Goal of the exercise> Could you print all the entries exactly?

** BEGIN **

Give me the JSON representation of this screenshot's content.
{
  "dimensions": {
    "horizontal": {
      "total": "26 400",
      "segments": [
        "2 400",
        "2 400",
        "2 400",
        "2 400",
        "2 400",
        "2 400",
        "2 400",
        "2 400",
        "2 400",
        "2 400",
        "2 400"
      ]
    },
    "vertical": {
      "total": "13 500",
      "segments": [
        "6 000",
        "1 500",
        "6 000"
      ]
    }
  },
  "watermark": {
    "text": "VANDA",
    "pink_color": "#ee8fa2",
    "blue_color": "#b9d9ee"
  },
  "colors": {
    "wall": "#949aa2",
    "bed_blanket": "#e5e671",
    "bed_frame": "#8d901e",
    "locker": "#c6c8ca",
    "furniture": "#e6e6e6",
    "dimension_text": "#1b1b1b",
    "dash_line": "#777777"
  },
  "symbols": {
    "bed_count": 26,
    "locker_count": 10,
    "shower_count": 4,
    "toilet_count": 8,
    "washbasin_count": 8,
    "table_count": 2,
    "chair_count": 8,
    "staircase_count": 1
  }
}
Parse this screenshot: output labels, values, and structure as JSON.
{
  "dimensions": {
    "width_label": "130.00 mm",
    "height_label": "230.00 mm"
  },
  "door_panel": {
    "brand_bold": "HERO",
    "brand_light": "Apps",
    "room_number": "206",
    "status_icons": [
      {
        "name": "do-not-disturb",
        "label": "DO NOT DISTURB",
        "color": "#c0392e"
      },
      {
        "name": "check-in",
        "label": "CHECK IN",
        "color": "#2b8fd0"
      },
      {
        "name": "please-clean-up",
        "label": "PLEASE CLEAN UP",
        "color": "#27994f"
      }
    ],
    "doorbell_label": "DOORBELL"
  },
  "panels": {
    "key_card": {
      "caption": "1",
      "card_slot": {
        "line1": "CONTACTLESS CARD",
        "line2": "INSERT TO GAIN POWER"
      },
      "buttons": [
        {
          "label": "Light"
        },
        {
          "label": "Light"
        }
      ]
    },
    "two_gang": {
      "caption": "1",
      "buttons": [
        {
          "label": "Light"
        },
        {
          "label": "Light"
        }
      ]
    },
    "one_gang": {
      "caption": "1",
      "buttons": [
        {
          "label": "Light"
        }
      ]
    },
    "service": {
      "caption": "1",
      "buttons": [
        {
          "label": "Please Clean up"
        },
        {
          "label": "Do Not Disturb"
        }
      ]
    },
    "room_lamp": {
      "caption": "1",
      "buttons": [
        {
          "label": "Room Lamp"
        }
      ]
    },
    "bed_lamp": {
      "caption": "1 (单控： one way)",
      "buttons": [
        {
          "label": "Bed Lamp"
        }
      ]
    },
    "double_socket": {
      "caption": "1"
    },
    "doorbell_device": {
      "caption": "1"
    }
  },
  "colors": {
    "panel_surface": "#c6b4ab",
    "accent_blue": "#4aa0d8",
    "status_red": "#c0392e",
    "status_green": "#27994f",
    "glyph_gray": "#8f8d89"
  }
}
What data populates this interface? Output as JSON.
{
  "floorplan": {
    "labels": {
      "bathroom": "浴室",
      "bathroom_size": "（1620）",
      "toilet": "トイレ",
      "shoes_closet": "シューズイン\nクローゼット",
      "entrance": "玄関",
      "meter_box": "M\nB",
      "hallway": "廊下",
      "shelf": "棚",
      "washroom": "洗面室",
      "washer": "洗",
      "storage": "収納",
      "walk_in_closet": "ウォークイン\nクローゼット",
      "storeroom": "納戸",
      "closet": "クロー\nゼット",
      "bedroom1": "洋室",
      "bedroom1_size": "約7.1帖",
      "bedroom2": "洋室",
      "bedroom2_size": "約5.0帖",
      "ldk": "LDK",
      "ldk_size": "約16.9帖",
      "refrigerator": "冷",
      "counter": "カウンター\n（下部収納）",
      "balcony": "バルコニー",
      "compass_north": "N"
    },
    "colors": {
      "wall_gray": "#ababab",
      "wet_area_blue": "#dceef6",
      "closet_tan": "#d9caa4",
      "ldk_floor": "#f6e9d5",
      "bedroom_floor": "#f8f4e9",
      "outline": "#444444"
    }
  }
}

** END **

Answer for this exercise>
Give me the JSON representation of this screenshot's content.
{
  "dimensions": {
    "horizontal": {
      "total": "26 400",
      "segments": [
        "2 400",
        "2 400",
        "2 400",
        "2 400",
        "2 400",
        "2 400",
        "2 400",
        "2 400",
        "2 400",
        "2 400",
        "2 400"
      ]
    },
    "vertical": {
      "total": "13 500",
      "segments": [
        "6 000",
        "1 500",
        "6 000"
      ]
    }
  },
  "watermark": {
    "text": "VANDA",
    "pink_color": "#ee8fa2",
    "blue_color": "#b9d9ee"
  },
  "colors": {
    "wall": "#949aa2",
    "bed_blanket": "#e5e671",
    "bed_frame": "#8d901e",
    "locker": "#c6c8ca",
    "furniture": "#e6e6e6",
    "dimension_text": "#1b1b1b",
    "dash_line": "#777777"
  },
  "symbols": {
    "bed_count": 26,
    "locker_count": 10,
    "shower_count": 4,
    "toilet_count": 8,
    "washbasin_count": 8,
    "table_count": 2,
    "chair_count": 8,
    "staircase_count": 1
  }
}
Parse this screenshot: output labels, values, and structure as JSON.
{
  "dimensions": {
    "width_label": "130.00 mm",
    "height_label": "230.00 mm"
  },
  "door_panel": {
    "brand_bold": "HERO",
    "brand_light": "Apps",
    "room_number": "206",
    "status_icons": [
      {
        "name": "do-not-disturb",
        "label": "DO NOT DISTURB",
        "color": "#c0392e"
      },
      {
        "name": "check-in",
        "label": "CHECK IN",
        "color": "#2b8fd0"
      },
      {
        "name": "please-clean-up",
        "label": "PLEASE CLEAN UP",
        "color": "#27994f"
      }
    ],
    "doorbell_label": "DOORBELL"
  },
  "panels": {
    "key_card": {
      "caption": "1",
      "card_slot": {
        "line1": "CONTACTLESS CARD",
        "line2": "INSERT TO GAIN POWER"
      },
      "buttons": [
        {
          "label": "Light"
        },
        {
          "label": "Light"
        }
      ]
    },
    "two_gang": {
      "caption": "1",
      "buttons": [
        {
          "label": "Light"
        },
        {
          "label": "Light"
        }
      ]
    },
    "one_gang": {
      "caption": "1",
      "buttons": [
        {
          "label": "Light"
        }
      ]
    },
    "service": {
      "caption": "1",
      "buttons": [
        {
          "label": "Please Clean up"
        },
        {
          "label": "Do Not Disturb"
        }
      ]
    },
    "room_lamp": {
      "caption": "1",
      "buttons": [
        {
          "label": "Room Lamp"
        }
      ]
    },
    "bed_lamp": {
      "caption": "1 (单控： one way)",
      "buttons": [
        {
          "label": "Bed Lamp"
        }
      ]
    },
    "double_socket": {
      "caption": "1"
    },
    "doorbell_device": {
      "caption": "1"
    }
  },
  "colors": {
    "panel_surface": "#c6b4ab",
    "accent_blue": "#4aa0d8",
    "status_red": "#c0392e",
    "status_green": "#27994f",
    "glyph_gray": "#8f8d89"
  }
}
What data populates this interface? Output as JSON.
{
  "floorplan": {
    "labels": {
      "bathroom": "浴室",
      "bathroom_size": "（1620）",
      "toilet": "トイレ",
      "shoes_closet": "シューズイン\nクローゼット",
      "entrance": "玄関",
      "meter_box": "M\nB",
      "hallway": "廊下",
      "shelf": "棚",
      "washroom": "洗面室",
      "washer": "洗",
      "storage": "収納",
      "walk_in_closet": "ウォークイン\nクローゼット",
      "storeroom": "納戸",
      "closet": "クロー\nゼット",
      "bedroom1": "洋室",
      "bedroom1_size": "約7.1帖",
      "bedroom2": "洋室",
      "bedroom2_size": "約5.0帖",
      "ldk": "LDK",
      "ldk_size": "約16.9帖",
      "refrigerator": "冷",
      "counter": "カウンター\n（下部収納）",
      "balcony": "バルコニー",
      "compass_north": "N"
    },
    "colors": {
      "wall_gray": "#ababab",
      "wet_area_blue": "#dceef6",
      "closet_tan": "#d9caa4",
      "ldk_floor": "#f6e9d5",
      "bedroom_floor": "#f8f4e9",
      "outline": "#444444"
    }
  }
}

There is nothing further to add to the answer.